▶ _Given task_
In the listing below, please print the line that contains "Give me the" and every line that follows it, exactly.

┄┄┄┄┄┄

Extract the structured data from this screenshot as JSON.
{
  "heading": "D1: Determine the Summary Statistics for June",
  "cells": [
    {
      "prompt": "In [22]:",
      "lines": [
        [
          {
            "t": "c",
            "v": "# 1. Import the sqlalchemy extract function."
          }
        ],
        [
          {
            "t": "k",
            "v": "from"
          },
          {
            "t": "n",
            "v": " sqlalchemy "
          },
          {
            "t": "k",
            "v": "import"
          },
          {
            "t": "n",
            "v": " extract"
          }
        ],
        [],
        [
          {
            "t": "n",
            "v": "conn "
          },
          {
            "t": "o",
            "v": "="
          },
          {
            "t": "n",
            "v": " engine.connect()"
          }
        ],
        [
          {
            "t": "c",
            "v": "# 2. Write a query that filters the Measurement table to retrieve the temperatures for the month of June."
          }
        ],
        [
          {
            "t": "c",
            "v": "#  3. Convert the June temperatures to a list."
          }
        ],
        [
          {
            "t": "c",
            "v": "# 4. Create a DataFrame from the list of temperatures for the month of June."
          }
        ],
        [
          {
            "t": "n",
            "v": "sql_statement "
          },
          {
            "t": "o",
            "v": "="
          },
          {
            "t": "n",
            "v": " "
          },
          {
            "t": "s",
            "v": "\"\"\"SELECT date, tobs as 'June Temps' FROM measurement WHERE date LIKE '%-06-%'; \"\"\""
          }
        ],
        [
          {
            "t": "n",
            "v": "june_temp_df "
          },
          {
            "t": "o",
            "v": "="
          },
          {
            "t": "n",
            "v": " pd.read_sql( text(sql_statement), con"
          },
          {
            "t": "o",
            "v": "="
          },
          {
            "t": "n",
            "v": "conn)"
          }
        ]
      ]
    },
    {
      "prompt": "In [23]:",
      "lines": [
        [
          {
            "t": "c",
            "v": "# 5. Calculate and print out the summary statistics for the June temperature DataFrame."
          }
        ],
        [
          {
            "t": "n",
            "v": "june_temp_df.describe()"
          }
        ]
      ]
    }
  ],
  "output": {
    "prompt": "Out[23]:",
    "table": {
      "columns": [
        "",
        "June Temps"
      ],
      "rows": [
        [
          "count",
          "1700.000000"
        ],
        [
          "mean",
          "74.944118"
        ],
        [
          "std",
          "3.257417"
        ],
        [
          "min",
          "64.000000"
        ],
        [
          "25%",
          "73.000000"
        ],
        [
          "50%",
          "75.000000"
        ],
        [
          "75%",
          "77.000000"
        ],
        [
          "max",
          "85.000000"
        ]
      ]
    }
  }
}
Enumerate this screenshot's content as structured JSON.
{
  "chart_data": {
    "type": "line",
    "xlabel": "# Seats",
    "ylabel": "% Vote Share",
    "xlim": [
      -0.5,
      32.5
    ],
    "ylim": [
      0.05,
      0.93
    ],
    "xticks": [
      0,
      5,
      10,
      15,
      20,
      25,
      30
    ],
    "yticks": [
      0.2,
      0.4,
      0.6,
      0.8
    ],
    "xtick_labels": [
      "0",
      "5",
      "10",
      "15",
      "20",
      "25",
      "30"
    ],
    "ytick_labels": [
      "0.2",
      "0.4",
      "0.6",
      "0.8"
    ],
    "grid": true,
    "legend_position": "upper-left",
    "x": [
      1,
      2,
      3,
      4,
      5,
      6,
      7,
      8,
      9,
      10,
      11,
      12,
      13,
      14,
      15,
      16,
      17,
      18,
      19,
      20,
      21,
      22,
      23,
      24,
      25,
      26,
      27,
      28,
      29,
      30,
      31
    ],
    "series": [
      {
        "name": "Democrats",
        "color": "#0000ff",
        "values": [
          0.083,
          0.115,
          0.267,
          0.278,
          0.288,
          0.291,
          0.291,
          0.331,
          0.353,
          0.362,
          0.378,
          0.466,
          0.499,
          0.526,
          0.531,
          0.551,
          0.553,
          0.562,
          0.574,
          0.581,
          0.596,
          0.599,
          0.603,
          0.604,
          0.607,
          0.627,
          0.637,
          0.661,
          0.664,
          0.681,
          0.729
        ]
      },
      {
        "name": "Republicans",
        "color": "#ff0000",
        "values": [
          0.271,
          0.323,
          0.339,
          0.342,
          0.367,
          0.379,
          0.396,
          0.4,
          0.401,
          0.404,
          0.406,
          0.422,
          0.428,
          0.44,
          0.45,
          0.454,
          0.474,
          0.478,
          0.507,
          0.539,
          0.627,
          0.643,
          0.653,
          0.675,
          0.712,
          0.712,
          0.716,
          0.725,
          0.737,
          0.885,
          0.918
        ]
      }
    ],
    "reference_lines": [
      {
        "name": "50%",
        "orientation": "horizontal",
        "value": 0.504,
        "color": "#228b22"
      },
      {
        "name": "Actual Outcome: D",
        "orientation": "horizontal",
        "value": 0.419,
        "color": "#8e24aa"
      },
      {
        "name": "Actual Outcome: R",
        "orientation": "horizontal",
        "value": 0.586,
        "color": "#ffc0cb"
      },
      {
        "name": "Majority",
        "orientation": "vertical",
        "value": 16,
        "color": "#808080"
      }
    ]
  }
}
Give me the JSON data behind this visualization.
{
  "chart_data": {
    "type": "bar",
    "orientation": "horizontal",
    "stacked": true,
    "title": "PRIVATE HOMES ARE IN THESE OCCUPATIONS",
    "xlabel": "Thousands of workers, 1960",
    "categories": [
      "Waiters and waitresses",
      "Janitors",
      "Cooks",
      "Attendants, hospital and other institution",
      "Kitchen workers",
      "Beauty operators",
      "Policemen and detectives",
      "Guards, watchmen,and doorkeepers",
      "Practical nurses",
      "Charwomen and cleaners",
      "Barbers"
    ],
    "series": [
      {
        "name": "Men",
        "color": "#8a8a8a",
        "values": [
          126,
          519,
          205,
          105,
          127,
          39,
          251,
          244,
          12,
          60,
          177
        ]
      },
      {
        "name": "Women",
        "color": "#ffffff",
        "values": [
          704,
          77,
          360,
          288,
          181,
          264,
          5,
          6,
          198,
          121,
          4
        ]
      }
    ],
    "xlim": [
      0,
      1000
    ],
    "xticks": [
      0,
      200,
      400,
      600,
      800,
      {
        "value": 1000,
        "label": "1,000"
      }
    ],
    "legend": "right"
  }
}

┄┄┄┄┄┄

▶ _Response below_
Give me the JSON data behind this visualization.
{
  "chart_data": {
    "type": "bar",
    "orientation": "horizontal",
    "stacked": true,
    "title": "PRIVATE HOMES ARE IN THESE OCCUPATIONS",
    "xlabel": "Thousands of workers, 1960",
    "categories": [
      "Waiters and waitresses",
      "Janitors",
      "Cooks",
      "Attendants, hospital and other institution",
      "Kitchen workers",
      "Beauty operators",
      "Policemen and detectives",
      "Guards, watchmen,and doorkeepers",
      "Practical nurses",
      "Charwomen and cleaners",
      "Barbers"
    ],
    "series": [
      {
        "name": "Men",
        "color": "#8a8a8a",
        "values": [
          126,
          519,
          205,
          105,
          127,
          39,
          251,
          244,
          12,
          60,
          177
        ]
      },
      {
        "name": "Women",
        "color": "#ffffff",
        "values": [
          704,
          77,
          360,
          288,
          181,
          264,
          5,
          6,
          198,
          121,
          4
        ]
      }
    ],
    "xlim": [
      0,
      1000
    ],
    "xticks": [
      0,
      200,
      400,
      600,
      800,
      {
        "value": 1000,
        "label": "1,000"
      }
    ],
    "legend": "right"
  }
}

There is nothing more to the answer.